[Dataset items]
━━━━━━━━━━━━━━━━━━━━
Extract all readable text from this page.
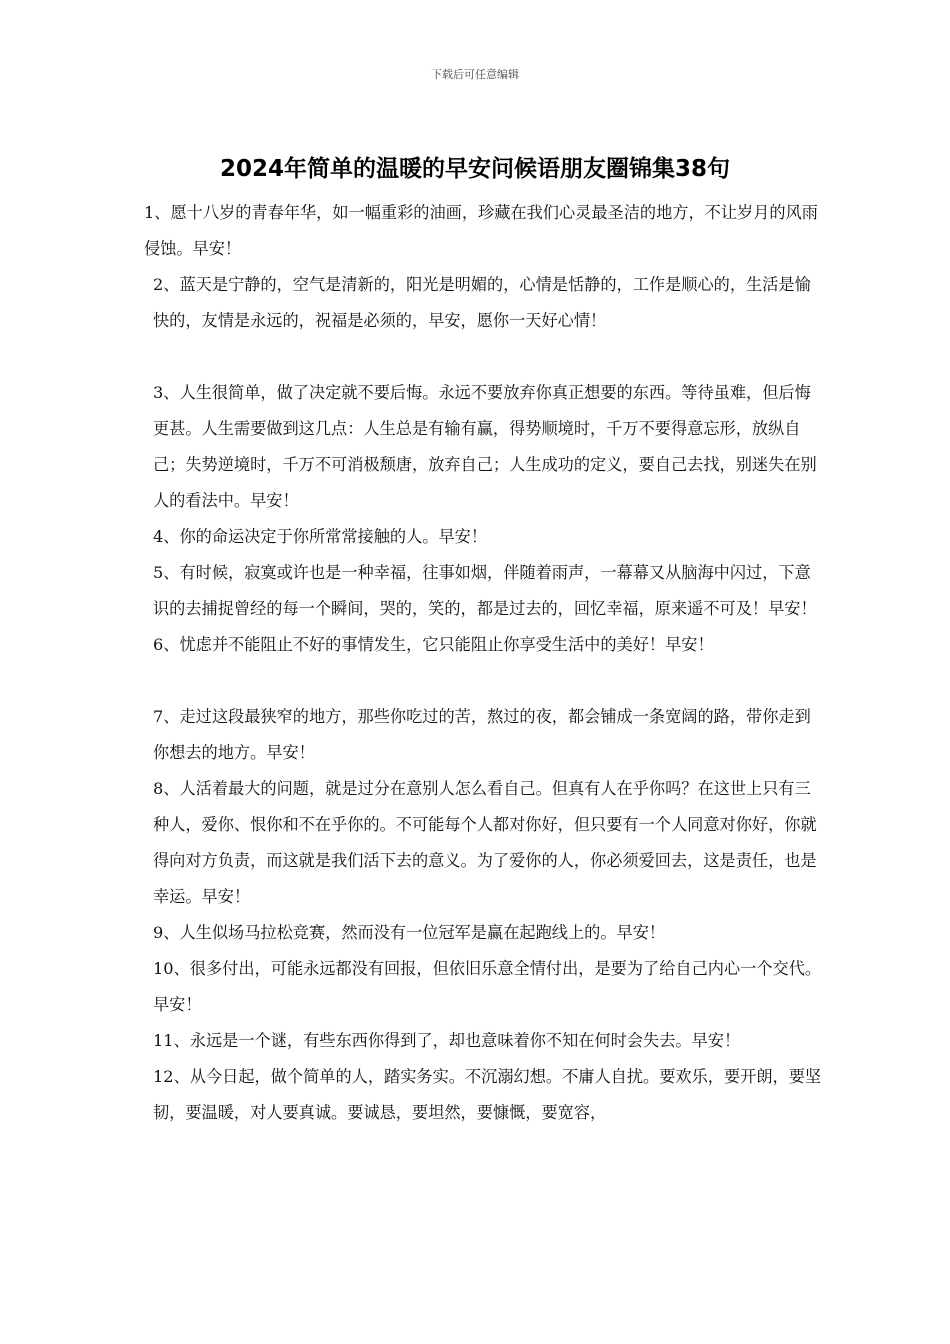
下载后可任意编辑
2024年简单的温暖的早安问候语朋友圈锦集38句

1、愿十八岁的青春年华，如一幅重彩的油画，珍藏在我们心灵最圣洁的地方，不让岁月的风雨侵蚀。早安！

2、蓝天是宁静的，空气是清新的，阳光是明媚的，心情是恬静的，工作是顺心的，生活是愉快的，友情是永远的，祝福是必须的，早安，愿你一天好心情！

3、人生很简单，做了决定就不要后悔。永远不要放弃你真正想要的东西。等待虽难，但后悔更甚。人生需要做到这几点：人生总是有输有赢，得势顺境时，千万不要得意忘形，放纵自己；失势逆境时，千万不可消极颓唐，放弃自己；人生成功的定义，要自己去找，别迷失在别人的看法中。早安！

4、你的命运决定于你所常常接触的人。早安！

5、有时候，寂寞或许也是一种幸福，往事如烟，伴随着雨声，一幕幕又从脑海中闪过，下意识的去捕捉曾经的每一个瞬间，哭的，笑的，都是过去的，回忆幸福，原来遥不可及！早安！

6、忧虑并不能阻止不好的事情发生，它只能阻止你享受生活中的美好！早安！

7、走过这段最狭窄的地方，那些你吃过的苦，熬过的夜，都会铺成一条宽阔的路，带你走到你想去的地方。早安！

8、人活着最大的问题，就是过分在意别人怎么看自己。但真有人在乎你吗？在这世上只有三种人，爱你、恨你和不在乎你的。不可能每个人都对你好，但只要有一个人同意对你好，你就得向对方负责，而这就是我们活下去的意义。为了爱你的人，你必须爱回去，这是责任，也是幸运。早安！

9、人生似场马拉松竞赛，然而没有一位冠军是赢在起跑线上的。早安！

10、很多付出，可能永远都没有回报，但依旧乐意全情付出，是要为了给自己内心一个交代。早安！

11、永远是一个谜，有些东西你得到了，却也意味着你不知在何时会失去。早安！

12、从今日起，做个简单的人，踏实务实。不沉溺幻想。不庸人自扰。要欢乐，要开朗，要坚韧，要温暖，对人要真诚。要诚恳，要坦然，要慷慨，要宽容，
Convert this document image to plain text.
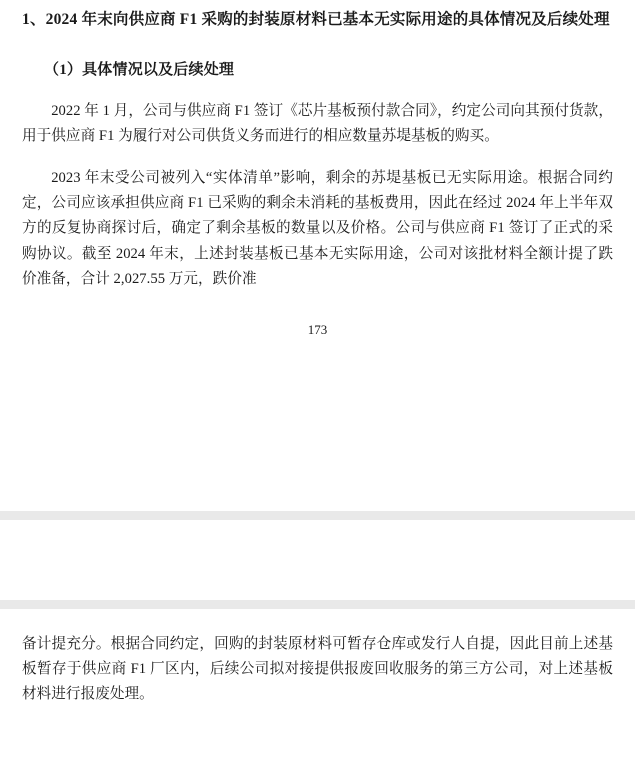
1、2024 年末向供应商 F1 采购的封装原材料已基本无实际用途的具体情况及后续处理
（1）具体情况以及后续处理

2022 年 1 月，公司与供应商 F1 签订《芯片基板预付款合同》，约定公司向其预付货款，用于供应商 F1 为履行对公司供货义务而进行的相应数量苏堤基板的购买。

2023 年末受公司被列入“实体清单”影响，剩余的苏堤基板已无实际用途。根据合同约定，公司应该承担供应商 F1 已采购的剩余未消耗的基板费用，因此在经过 2024 年上半年双方的反复协商探讨后，确定了剩余基板的数量以及价格。公司与供应商 F1 签订了正式的采购协议。截至 2024 年末，上述封装基板已基本无实际用途，公司对该批材料全额计提了跌价准备，合计 2,027.55 万元，跌价准

173

备计提充分。根据合同约定，回购的封装原材料可暂存仓库或发行人自提，因此目前上述基板暂存于供应商 F1 厂区内，后续公司拟对接提供报废回收服务的第三方公司，对上述基板材料进行报废处理。
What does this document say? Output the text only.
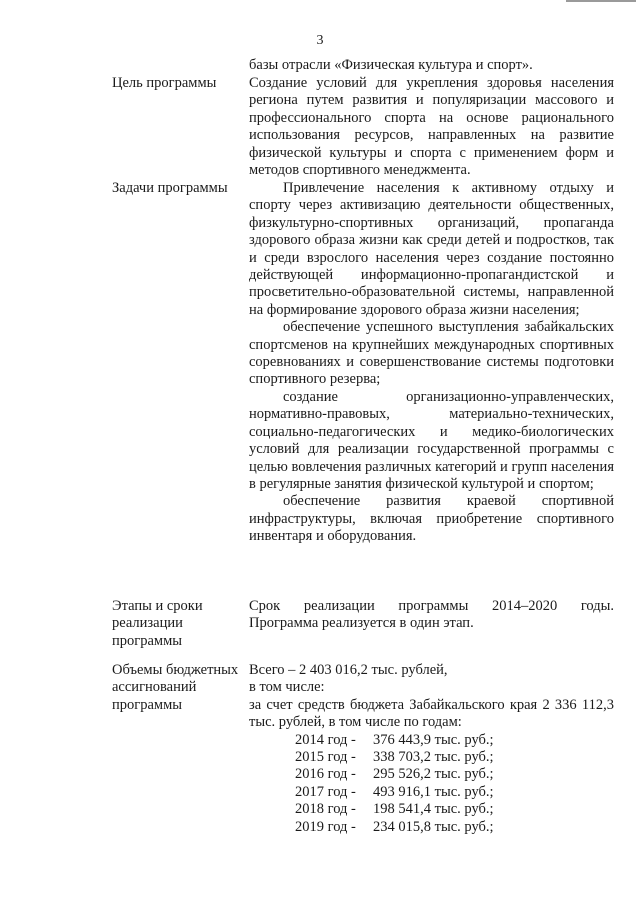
3
базы отрасли «Физическая культура и спорт».
Цель программы	Создание условий для укрепления здоровья населения региона путем развития и популяризации массового и профессионального спорта на основе рационального использования ресурсов, направленных на развитие физической культуры и спорта с применением форм и методов спортивного менеджмента.
Задачи программы	Привлечение населения к активному отдыху и спорту через активизацию деятельности общественных, физкультурно-спортивных организаций, пропаганда здорового образа жизни как среди детей и подростков, так и среди взрослого населения через создание постоянно действующей информационно-пропагандистской и просветительно-образовательной системы, направленной на формирование здорового образа жизни населения;
обеспечение успешного выступления забайкальских спортсменов на крупнейших международных спортивных соревнованиях и совершенствование системы подготовки спортивного резерва;
создание организационно-управленческих, нормативно-правовых, материально-технических, социально-педагогических и медико-биологических условий для реализации государственной программы с целью вовлечения различных категорий и групп населения в регулярные занятия физической культурой и спортом;
обеспечение развития краевой спортивной инфраструктуры, включая приобретение спортивного инвентаря и оборудования.
Этапы и сроки реализации программы
Срок реализации программы 2014–2020 годы.
Программа реализуется в один этап.
Объемы бюджетных ассигнований программы
Всего – 2 403 016,2 тыс. рублей,
в том числе:
за счет средств бюджета Забайкальского края 2 336 112,3 тыс. рублей, в том числе по годам:
2014 год - 376 443,9 тыс. руб.;
2015 год - 338 703,2 тыс. руб.;
2016 год - 295 526,2 тыс. руб.;
2017 год - 493 916,1 тыс. руб.;
2018 год - 198 541,4 тыс. руб.;
2019 год - 234 015,8 тыс. руб.;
━━━━━━━━━━━━━━━━━━━━
**Required task:**
Which lines in the data above contain "this"? Show each one.

**Answer to the task:**
Extract all readable text from this page.
Convert this document image to plain text.
What does this document say? Output the text only.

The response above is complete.